→ **TO DO**
Gather all lines with the word "this" in them.

[Figure data in JSON]
------------------------------
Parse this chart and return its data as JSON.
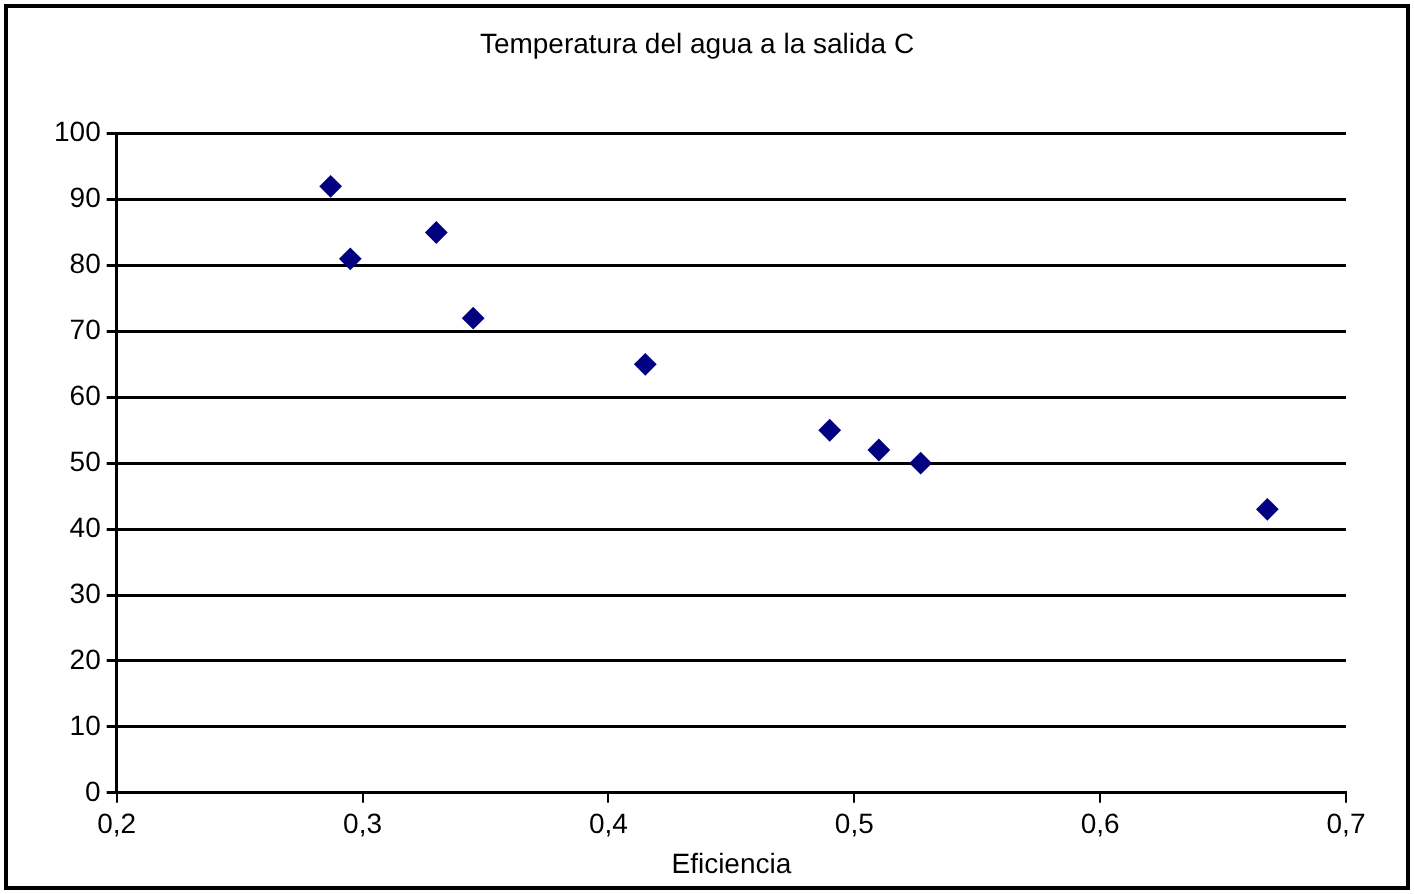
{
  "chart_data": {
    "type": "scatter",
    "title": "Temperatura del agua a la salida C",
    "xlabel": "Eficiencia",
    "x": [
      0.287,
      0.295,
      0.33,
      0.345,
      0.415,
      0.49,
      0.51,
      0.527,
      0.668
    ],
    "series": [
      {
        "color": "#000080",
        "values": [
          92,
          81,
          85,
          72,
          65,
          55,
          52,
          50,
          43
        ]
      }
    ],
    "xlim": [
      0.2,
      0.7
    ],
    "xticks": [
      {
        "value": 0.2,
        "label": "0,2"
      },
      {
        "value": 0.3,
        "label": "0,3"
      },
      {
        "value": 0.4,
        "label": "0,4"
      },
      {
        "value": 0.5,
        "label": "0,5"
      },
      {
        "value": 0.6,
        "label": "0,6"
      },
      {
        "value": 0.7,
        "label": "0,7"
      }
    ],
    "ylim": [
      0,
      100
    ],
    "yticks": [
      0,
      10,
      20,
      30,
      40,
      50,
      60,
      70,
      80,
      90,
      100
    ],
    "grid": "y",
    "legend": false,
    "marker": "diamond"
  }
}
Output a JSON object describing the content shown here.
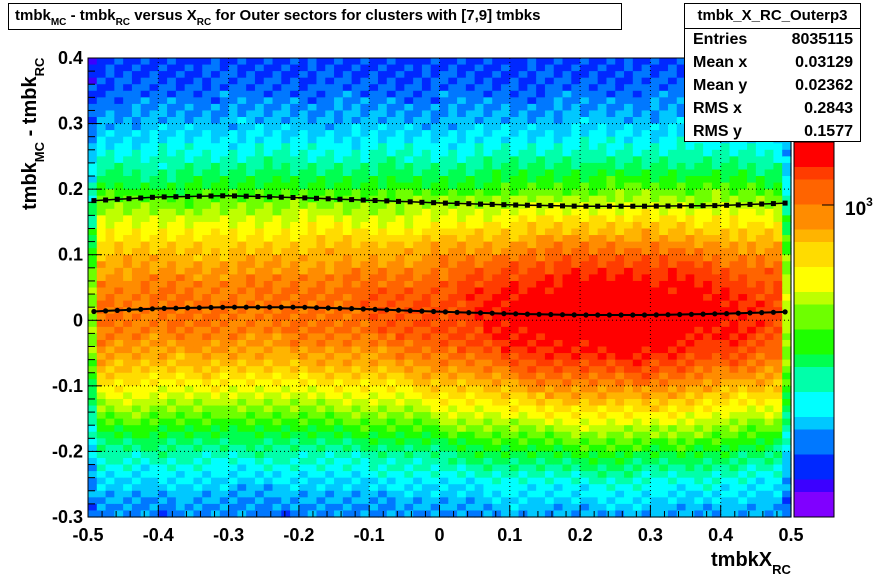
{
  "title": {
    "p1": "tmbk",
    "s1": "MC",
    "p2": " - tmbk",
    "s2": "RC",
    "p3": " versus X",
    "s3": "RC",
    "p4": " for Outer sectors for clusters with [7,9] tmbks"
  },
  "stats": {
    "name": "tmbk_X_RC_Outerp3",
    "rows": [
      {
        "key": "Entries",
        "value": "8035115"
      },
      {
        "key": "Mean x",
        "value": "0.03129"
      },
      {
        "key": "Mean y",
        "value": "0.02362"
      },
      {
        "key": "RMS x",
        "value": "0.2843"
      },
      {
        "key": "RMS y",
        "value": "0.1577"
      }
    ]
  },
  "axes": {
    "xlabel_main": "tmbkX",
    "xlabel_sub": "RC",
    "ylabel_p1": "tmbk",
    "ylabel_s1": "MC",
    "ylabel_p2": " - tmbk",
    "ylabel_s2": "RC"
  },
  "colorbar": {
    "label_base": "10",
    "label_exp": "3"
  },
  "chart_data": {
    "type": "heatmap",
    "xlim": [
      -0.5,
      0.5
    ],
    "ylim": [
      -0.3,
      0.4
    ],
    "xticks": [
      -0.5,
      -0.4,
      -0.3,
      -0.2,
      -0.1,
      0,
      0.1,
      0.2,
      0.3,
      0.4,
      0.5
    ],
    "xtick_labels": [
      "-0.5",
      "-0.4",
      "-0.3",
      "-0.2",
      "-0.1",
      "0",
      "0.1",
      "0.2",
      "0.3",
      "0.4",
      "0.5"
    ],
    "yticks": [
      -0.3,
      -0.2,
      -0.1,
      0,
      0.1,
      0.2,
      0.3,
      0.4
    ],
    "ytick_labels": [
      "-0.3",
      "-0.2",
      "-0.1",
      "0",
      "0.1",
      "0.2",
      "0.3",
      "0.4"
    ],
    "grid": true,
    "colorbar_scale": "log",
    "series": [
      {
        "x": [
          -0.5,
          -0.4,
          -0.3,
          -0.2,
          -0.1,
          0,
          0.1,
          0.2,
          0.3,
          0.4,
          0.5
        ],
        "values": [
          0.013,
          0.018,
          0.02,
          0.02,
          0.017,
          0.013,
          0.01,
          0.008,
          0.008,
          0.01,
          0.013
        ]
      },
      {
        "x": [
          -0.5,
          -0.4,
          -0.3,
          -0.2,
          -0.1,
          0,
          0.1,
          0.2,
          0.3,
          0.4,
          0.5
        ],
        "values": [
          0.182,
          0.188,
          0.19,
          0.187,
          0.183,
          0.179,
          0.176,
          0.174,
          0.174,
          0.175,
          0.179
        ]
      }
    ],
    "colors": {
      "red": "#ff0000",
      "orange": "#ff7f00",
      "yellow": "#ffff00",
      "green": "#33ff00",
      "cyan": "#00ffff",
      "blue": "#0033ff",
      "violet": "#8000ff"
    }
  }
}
------------------------------
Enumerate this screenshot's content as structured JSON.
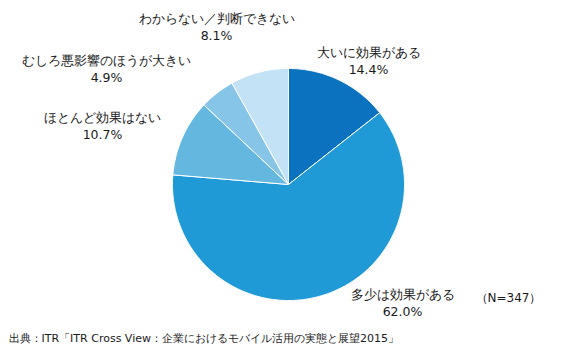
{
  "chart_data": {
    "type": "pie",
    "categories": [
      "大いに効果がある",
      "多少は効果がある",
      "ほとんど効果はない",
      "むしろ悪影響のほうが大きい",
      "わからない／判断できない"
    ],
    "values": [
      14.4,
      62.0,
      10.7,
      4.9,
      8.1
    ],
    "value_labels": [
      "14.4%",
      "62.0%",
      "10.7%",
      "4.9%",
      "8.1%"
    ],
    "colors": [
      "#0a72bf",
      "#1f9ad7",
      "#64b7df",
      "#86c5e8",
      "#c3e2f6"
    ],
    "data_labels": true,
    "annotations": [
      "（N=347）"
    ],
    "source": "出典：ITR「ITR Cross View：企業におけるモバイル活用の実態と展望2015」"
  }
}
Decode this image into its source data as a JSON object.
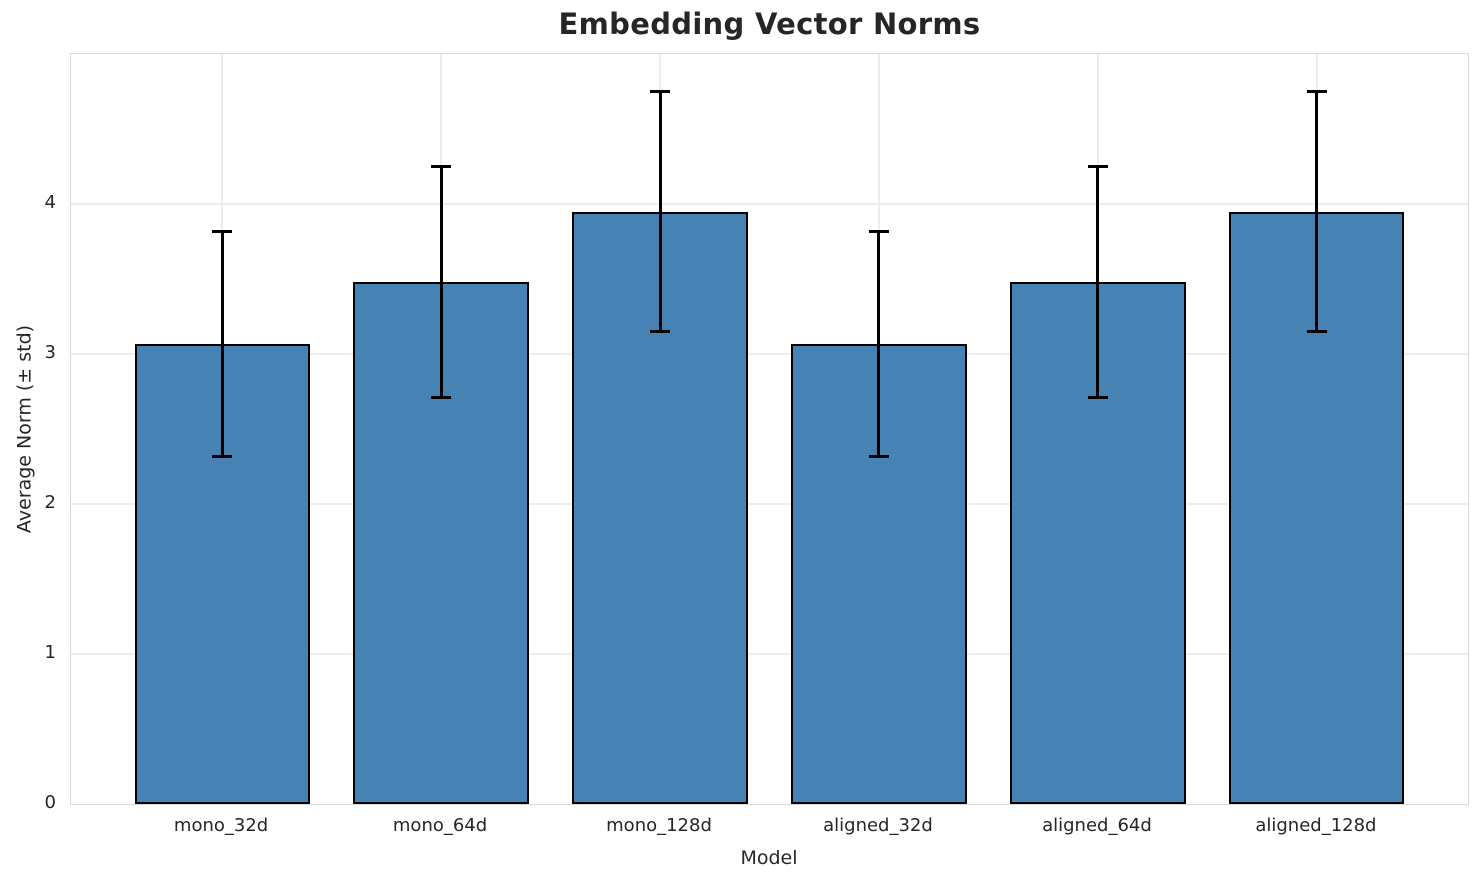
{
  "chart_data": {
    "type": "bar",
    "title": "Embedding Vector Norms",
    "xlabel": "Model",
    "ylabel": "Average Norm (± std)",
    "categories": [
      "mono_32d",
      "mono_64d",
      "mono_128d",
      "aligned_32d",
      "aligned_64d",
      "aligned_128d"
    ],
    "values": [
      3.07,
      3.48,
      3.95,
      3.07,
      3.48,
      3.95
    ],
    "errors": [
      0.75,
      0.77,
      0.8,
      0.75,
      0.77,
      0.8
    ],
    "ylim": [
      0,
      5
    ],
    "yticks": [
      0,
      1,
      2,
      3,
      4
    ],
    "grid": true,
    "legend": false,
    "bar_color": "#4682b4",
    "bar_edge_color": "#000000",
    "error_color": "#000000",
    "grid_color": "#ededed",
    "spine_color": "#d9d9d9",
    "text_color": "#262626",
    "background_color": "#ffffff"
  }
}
------------------------------
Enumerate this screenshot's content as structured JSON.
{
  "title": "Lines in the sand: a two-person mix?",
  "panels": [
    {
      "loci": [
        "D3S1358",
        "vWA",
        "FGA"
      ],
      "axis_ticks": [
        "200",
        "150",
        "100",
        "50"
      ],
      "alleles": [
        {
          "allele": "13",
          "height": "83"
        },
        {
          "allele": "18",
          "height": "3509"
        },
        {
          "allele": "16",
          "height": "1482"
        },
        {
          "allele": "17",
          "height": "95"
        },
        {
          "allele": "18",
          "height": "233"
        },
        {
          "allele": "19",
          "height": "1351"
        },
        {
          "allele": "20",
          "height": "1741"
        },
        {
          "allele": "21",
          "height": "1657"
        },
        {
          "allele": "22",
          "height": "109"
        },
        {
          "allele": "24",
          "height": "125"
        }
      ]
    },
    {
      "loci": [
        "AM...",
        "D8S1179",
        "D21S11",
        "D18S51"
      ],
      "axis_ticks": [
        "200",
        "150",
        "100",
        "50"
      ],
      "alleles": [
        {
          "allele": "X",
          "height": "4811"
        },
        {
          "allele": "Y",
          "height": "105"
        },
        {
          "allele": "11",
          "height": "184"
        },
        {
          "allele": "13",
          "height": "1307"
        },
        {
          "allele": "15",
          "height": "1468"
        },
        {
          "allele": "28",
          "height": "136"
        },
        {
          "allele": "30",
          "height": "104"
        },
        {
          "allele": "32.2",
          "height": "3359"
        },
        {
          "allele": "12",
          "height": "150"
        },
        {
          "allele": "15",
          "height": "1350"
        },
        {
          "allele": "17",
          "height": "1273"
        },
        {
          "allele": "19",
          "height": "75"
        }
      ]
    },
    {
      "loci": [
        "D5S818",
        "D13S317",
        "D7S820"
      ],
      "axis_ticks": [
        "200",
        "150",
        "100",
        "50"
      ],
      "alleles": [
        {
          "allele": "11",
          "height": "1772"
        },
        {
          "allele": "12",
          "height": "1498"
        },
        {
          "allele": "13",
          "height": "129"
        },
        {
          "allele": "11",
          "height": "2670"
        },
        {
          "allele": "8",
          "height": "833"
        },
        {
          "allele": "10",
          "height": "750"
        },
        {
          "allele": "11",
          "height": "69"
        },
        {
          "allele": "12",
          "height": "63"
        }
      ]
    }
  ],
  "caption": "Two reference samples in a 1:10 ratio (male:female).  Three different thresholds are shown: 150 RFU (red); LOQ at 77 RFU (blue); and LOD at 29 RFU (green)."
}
------------------------------
→ **TASK RESPONSE**
Parse this chart and return its data as JSON.
Enumerate this screenshot's content as structured JSON.
Decode this image into its source data as a JSON object.
Enumerate this screenshot's content as structured JSON.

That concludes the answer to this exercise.